Exercise task: From the entries that follow, list every line in which the string "OPINIÓN" appears.

Records from a collection:

****************************************

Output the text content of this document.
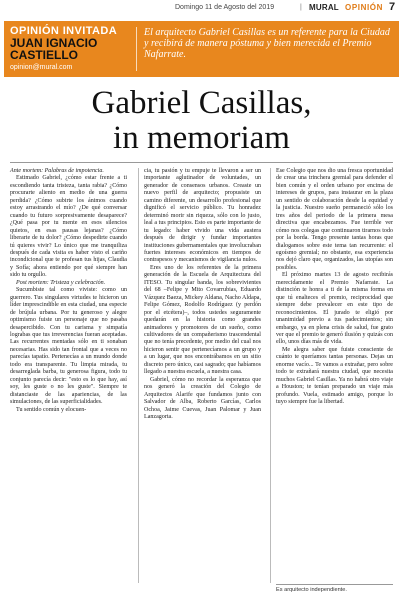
Domingo 11 de Agosto del 2019	| MURAL OPINIÓN 7
OPINIÓN INVITADA
JUAN IGNACIO CASTIELLO
opinion@mural.com
El arquitecto Gabriel Casillas es un referente para la Ciudad y recibirá de manera póstuma y bien merecida el Premio Nafarrate.
Gabriel Casillas,
in memoriam

Ante mortem: Palabras de impotencia.

Estimado Gabriel, ¿cómo estar frente a ti escondiendo tanta tristeza, tanta rabia? ¿Cómo procurarte aliento en medio de una guerra perdida? ¿Cómo subirte los ánimos cuando estoy arrastrando el mío? ¿De qué conversar cuando tu futuro sorpresivamente desaparece? ¿Qué pasa por tu mente en esos silencios quietos, en esas pausas lejanas? ¿Cómo liberarte de tu dolor? ¿Cómo despedirte cuando tú quieres vivir? Lo único que me tranquiliza después de cada visita es haber visto el cariño incondicional que te profesan tus hijas, Claudia y Sofía; ahora entiendo por qué siempre han sido tu orgullo.

Post mortem: Tristeza y celebración.

Sucumbiste tal como viviste: como un guerrero. Tus singulares virtudes te hicieron un líder imprescindible en esta ciudad, una especie de brújula urbana. Por tu generoso y alegre optimismo fuiste un personaje que no pasaba desapercibido. Con tu carisma y simpatía lograbas que tus irreverencias fueran aceptadas. Las recurrentes mentadas sólo en ti sonaban necesarias. Has sido tan frontal que a veces no parecías tapatío. Pertenecías a un mundo donde todo era transparente. Tu limpia mirada, tu desarreglada barba, tu generosa figura, todo tu conjunto parecía decir: "esto es lo que hay, así soy, les guste o no les guste". Siempre te distanciaste de las apariencias, de las simulaciones, de las superficialidades.

Tu sentido común y elocuen-

cia, tu pasión y tu empuje te llevaron a ser un importante aglutinador de voluntades, un generador de consensos urbanos. Creaste un nuevo perfil de arquitecto; propusiste un camino diferente, un desarrollo profesional que dignificó el servicio público. Tu honradez determinó morir sin riqueza, sólo con lo justo, leal a tus principios. Esto es parte importante de tu legado: haber vivido una vida austera después de dirigir y fundar importantes instituciones gubernamentales que involucraban fuertes intereses económicos en tiempos de contrapesos y mecanismos de vigilancia nulos.

Eres uno de los referentes de la primera generación de la Escuela de Arquitectura del ITESO. Tu singular banda, los sobrevivientes del 68 –Felipe y Mito Covarrubias, Eduardo Vázquez Baeza, Mickey Aldana, Nacho Aldapa, Felipe Gómez, Rodolfo Rodríguez (y perdón por el etcétera)–, todos ustedes seguramente quedarán en la historia como grandes animadores y promotores de un sueño, como cultivadores de un compañerismo trascendental que no tenía precedente, por medio del cual nos hicieron sentir que pertenecíamos a un grupo y a un lugar, que nos encontrábamos en un sitio discreto pero único, casi sagrado; que habíamos llegado a nuestra escuela, a nuestra casa.

Gabriel, cómo no recordar la esperanza que nos generó la creación del Colegio de Arquitectos Alarife que fundamos junto con Salvador de Alba, Roberto Garcías, Carlos Ochoa, Jaime Cuevas, Juan Palomar y Juan Lanzagorta.

Ese Colegio que nos dio una fresca oportunidad de crear una trinchera gremial para defender el bien común y el orden urbano por encima de intereses de grupos, para instaurar en la plaza un sentido de colaboración desde la equidad y la justicia. Nuestro sueño permaneció sólo los tres años del periodo de la primera mesa directiva que encabezamos. Fue terrible ver cómo nos colegas que continuaron tirarnos todo por la borda. Tengo presente tantas horas que dialogamos sobre este tema tan recurrente: el egoísmo gremial; no obstante, esa experiencia nos dejó claro que, organizados, las utopías son posibles.

El próximo martes 13 de agosto recibirás merecidamente el Premio Nafarrate. La distinción te honra a ti de la misma forma en que tú enalteces el premio, reciprocidad que siempre debe prevalecer en este tipo de reconocimientos. El jurado te eligió por unanimidad previo a tus padecimientos; sin embargo, ya en plena crisis de salud, fue grato ver que el premio te generó ilusión y quizás con ello, unos días más de vida.

Me alegra saber que fuiste consciente de cuánto te queríamos tantas personas. Dejas un enorme vacío... Te vamos a extrañar, pero sobre todo te extrañará nuestra ciudad, que necesita muchos Gabriel Casillas. Ya no habrá otro viaje a Houston; te tenían preparado un viaje más profundo. Vuela, estimado amigo, porque lo tuyo siempre fue la libertad.

Es arquitecto independiente.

****************************************

The output:
Domingo 11 de Agosto del 2019	| MURAL OPINIÓN 7
OPINIÓN INVITADA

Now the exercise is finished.